● **Entries provided**
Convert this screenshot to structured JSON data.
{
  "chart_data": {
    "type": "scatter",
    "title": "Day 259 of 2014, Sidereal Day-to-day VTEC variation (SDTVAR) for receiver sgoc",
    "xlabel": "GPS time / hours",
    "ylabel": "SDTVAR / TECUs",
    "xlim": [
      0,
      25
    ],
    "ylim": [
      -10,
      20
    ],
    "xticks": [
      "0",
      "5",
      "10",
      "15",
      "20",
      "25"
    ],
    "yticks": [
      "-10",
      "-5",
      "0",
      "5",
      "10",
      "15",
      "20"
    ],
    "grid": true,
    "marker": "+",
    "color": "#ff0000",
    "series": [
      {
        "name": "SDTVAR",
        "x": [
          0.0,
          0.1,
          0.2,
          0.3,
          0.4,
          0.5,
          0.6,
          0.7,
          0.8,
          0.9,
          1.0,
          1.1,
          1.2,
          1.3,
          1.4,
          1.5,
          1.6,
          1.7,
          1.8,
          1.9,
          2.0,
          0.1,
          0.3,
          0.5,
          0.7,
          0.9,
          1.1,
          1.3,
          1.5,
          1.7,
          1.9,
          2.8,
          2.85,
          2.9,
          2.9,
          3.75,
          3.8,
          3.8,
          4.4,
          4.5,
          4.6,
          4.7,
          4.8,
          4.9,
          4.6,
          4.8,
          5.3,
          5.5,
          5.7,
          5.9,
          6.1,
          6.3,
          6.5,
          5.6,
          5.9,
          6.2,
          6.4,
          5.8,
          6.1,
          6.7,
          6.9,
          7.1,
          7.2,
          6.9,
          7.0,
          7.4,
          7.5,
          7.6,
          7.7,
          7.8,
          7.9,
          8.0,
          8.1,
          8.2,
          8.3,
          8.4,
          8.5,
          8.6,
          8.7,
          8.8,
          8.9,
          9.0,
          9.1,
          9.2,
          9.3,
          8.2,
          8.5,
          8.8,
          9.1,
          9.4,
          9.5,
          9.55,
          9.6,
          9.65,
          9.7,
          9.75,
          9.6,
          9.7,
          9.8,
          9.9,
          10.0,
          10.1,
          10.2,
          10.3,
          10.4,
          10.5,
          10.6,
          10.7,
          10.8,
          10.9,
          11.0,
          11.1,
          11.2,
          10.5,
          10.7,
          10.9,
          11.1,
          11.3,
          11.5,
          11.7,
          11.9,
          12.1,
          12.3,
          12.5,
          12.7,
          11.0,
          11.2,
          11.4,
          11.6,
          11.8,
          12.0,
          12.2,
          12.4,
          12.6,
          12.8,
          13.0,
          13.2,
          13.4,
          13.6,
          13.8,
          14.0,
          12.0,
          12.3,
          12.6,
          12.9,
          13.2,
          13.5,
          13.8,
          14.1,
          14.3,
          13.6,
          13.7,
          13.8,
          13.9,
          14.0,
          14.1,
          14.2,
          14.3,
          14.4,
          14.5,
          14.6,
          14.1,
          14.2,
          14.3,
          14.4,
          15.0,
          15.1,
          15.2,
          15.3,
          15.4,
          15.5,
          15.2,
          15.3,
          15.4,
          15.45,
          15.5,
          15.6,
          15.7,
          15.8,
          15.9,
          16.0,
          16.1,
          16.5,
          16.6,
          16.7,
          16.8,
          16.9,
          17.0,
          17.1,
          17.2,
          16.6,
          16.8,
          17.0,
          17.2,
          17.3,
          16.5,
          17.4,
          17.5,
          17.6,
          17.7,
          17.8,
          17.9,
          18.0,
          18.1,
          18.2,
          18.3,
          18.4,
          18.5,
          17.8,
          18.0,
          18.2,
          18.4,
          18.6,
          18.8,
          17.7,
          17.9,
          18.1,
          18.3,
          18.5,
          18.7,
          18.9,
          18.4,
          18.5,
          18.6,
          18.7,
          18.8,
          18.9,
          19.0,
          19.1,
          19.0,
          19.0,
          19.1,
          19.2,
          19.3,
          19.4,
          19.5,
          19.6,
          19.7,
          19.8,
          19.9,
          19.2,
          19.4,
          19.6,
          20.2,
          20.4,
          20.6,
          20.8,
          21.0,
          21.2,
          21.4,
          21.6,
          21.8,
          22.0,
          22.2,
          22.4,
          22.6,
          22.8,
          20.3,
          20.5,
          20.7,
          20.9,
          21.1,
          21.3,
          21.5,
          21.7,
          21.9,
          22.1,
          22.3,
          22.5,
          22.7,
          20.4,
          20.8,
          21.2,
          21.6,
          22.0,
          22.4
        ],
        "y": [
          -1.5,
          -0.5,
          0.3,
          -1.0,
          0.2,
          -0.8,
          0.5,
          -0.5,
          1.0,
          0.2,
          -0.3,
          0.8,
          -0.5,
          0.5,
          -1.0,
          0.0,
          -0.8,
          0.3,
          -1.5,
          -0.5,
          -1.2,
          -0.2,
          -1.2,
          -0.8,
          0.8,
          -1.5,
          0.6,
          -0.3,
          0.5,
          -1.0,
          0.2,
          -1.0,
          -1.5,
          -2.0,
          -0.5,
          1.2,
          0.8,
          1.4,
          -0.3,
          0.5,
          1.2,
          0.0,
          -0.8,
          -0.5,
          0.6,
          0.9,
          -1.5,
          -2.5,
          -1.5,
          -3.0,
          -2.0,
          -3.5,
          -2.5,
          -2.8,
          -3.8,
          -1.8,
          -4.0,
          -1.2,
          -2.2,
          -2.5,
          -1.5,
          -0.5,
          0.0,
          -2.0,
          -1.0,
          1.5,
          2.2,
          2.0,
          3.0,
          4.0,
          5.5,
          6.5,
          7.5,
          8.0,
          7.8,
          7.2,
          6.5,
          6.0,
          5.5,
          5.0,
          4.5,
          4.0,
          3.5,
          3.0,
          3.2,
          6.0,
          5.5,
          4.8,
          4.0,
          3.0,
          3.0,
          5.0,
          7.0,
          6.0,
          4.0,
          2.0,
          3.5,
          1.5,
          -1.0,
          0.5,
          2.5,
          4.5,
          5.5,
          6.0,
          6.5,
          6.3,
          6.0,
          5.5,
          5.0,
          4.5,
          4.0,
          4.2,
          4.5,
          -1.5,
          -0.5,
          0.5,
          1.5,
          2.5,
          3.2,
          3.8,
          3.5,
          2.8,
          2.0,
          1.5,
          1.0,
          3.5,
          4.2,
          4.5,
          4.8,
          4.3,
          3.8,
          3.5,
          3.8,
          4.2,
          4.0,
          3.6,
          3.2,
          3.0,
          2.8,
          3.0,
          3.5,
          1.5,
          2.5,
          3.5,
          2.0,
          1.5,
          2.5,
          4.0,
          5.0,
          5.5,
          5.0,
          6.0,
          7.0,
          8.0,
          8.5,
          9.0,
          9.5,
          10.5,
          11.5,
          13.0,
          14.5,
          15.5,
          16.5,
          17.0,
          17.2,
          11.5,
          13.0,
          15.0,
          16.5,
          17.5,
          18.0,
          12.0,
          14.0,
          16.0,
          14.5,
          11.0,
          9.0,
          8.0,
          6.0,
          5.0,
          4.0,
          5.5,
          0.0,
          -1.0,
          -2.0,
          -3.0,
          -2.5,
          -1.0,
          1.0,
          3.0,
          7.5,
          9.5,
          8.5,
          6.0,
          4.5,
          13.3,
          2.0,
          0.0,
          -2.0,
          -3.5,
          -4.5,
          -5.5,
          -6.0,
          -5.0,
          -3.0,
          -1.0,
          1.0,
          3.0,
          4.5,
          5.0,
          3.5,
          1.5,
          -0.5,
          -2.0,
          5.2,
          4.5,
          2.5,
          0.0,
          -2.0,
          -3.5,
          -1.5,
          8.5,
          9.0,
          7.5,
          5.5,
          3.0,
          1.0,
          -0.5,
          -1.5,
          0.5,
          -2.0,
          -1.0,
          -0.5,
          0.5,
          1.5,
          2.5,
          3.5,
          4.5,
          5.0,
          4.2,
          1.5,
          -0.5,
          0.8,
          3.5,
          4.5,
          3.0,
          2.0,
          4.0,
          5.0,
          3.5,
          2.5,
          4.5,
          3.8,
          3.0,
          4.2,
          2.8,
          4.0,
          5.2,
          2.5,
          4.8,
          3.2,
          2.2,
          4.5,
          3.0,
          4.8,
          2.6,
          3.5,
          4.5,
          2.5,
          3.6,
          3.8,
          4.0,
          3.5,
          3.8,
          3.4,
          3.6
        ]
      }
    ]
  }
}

● **Task brief**
Gather and copy every line of the data in which the string "SDTVAR" is found.

● **Exercise response**
    "title": "Day 259 of 2014, Sidereal Day-to-day VTEC variation (SDTVAR) for receiver sgoc",
    "ylabel": "SDTVAR / TECUs",
        "name": "SDTVAR",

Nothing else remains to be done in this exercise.